### PROBLEM TO WORK ON
Reproduce all the entries exactly.

### ENTRIES
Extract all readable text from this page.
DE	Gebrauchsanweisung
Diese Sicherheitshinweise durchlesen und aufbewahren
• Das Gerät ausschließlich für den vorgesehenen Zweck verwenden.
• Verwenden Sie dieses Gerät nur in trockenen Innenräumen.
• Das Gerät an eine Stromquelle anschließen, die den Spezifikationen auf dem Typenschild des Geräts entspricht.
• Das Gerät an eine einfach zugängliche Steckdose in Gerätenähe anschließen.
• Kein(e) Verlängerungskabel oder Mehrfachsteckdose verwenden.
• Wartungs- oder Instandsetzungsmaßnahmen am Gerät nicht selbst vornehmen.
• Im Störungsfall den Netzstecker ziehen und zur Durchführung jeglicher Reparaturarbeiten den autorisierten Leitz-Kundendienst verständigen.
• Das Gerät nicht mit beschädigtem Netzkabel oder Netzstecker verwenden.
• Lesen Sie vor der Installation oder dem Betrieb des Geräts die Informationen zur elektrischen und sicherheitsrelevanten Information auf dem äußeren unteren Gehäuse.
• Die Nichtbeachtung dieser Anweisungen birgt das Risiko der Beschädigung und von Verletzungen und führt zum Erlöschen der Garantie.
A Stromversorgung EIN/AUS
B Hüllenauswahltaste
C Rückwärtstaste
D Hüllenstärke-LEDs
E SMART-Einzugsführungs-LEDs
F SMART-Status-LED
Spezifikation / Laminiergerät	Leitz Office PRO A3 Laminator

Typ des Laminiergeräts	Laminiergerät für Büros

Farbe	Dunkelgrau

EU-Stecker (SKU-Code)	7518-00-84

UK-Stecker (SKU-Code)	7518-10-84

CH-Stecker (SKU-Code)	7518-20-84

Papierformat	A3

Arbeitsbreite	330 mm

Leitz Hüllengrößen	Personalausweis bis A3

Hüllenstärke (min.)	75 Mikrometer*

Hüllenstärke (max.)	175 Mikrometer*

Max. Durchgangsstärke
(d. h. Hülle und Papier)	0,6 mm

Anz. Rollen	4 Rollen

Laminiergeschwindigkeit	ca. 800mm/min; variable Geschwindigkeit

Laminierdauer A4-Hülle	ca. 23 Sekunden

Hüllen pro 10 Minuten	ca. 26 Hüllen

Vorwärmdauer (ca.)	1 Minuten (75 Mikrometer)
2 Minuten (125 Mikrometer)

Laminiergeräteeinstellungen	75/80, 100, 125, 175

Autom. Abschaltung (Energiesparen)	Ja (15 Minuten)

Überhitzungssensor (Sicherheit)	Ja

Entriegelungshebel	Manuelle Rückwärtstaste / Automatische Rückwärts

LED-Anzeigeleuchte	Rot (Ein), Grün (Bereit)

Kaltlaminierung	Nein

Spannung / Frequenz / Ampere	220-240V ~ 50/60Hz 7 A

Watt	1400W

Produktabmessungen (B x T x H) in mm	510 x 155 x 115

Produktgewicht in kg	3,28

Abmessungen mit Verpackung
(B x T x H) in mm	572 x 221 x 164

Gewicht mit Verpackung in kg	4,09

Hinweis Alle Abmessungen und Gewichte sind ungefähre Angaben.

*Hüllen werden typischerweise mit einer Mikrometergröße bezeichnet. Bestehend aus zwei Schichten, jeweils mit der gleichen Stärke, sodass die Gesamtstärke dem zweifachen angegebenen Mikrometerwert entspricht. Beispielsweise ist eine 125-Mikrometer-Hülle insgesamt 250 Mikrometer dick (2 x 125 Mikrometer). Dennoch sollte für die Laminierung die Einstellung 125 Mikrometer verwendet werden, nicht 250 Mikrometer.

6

### ANSWER TO THIS EXERCISE
Extract all readable text from this page.
DE	Gebrauchsanweisung
Diese Sicherheitshinweise durchlesen und aufbewahren
• Das Gerät ausschließlich für den vorgesehenen Zweck verwenden.
• Verwenden Sie dieses Gerät nur in trockenen Innenräumen.
• Das Gerät an eine Stromquelle anschließen, die den Spezifikationen auf dem Typenschild des Geräts entspricht.
• Das Gerät an eine einfach zugängliche Steckdose in Gerätenähe anschließen.
• Kein(e) Verlängerungskabel oder Mehrfachsteckdose verwenden.
• Wartungs- oder Instandsetzungsmaßnahmen am Gerät nicht selbst vornehmen.
• Im Störungsfall den Netzstecker ziehen und zur Durchführung jeglicher Reparaturarbeiten den autorisierten Leitz-Kundendienst verständigen.
• Das Gerät nicht mit beschädigtem Netzkabel oder Netzstecker verwenden.
• Lesen Sie vor der Installation oder dem Betrieb des Geräts die Informationen zur elektrischen und sicherheitsrelevanten Information auf dem äußeren unteren Gehäuse.
• Die Nichtbeachtung dieser Anweisungen birgt das Risiko der Beschädigung und von Verletzungen und führt zum Erlöschen der Garantie.
A Stromversorgung EIN/AUS
B Hüllenauswahltaste
C Rückwärtstaste
D Hüllenstärke-LEDs
E SMART-Einzugsführungs-LEDs
F SMART-Status-LED
Spezifikation / Laminiergerät	Leitz Office PRO A3 Laminator

Typ des Laminiergeräts	Laminiergerät für Büros

Farbe	Dunkelgrau

EU-Stecker (SKU-Code)	7518-00-84

UK-Stecker (SKU-Code)	7518-10-84

CH-Stecker (SKU-Code)	7518-20-84

Papierformat	A3

Arbeitsbreite	330 mm

Leitz Hüllengrößen	Personalausweis bis A3

Hüllenstärke (min.)	75 Mikrometer*

Hüllenstärke (max.)	175 Mikrometer*

Max. Durchgangsstärke
(d. h. Hülle und Papier)	0,6 mm

Anz. Rollen	4 Rollen

Laminiergeschwindigkeit	ca. 800mm/min; variable Geschwindigkeit

Laminierdauer A4-Hülle	ca. 23 Sekunden

Hüllen pro 10 Minuten	ca. 26 Hüllen

Vorwärmdauer (ca.)	1 Minuten (75 Mikrometer)
2 Minuten (125 Mikrometer)

Laminiergeräteeinstellungen	75/80, 100, 125, 175

Autom. Abschaltung (Energiesparen)	Ja (15 Minuten)

Überhitzungssensor (Sicherheit)	Ja

Entriegelungshebel	Manuelle Rückwärtstaste / Automatische Rückwärts

LED-Anzeigeleuchte	Rot (Ein), Grün (Bereit)

Kaltlaminierung	Nein

Spannung / Frequenz / Ampere	220-240V ~ 50/60Hz 7 A

Watt	1400W

Produktabmessungen (B x T x H) in mm	510 x 155 x 115

Produktgewicht in kg	3,28

Abmessungen mit Verpackung
(B x T x H) in mm	572 x 221 x 164

Gewicht mit Verpackung in kg	4,09

Hinweis Alle Abmessungen und Gewichte sind ungefähre Angaben.

*Hüllen werden typischerweise mit einer Mikrometergröße bezeichnet. Bestehend aus zwei Schichten, jeweils mit der gleichen Stärke, sodass die Gesamtstärke dem zweifachen angegebenen Mikrometerwert entspricht. Beispielsweise ist eine 125-Mikrometer-Hülle insgesamt 250 Mikrometer dick (2 x 125 Mikrometer). Dennoch sollte für die Laminierung die Einstellung 125 Mikrometer verwendet werden, nicht 250 Mikrometer.

6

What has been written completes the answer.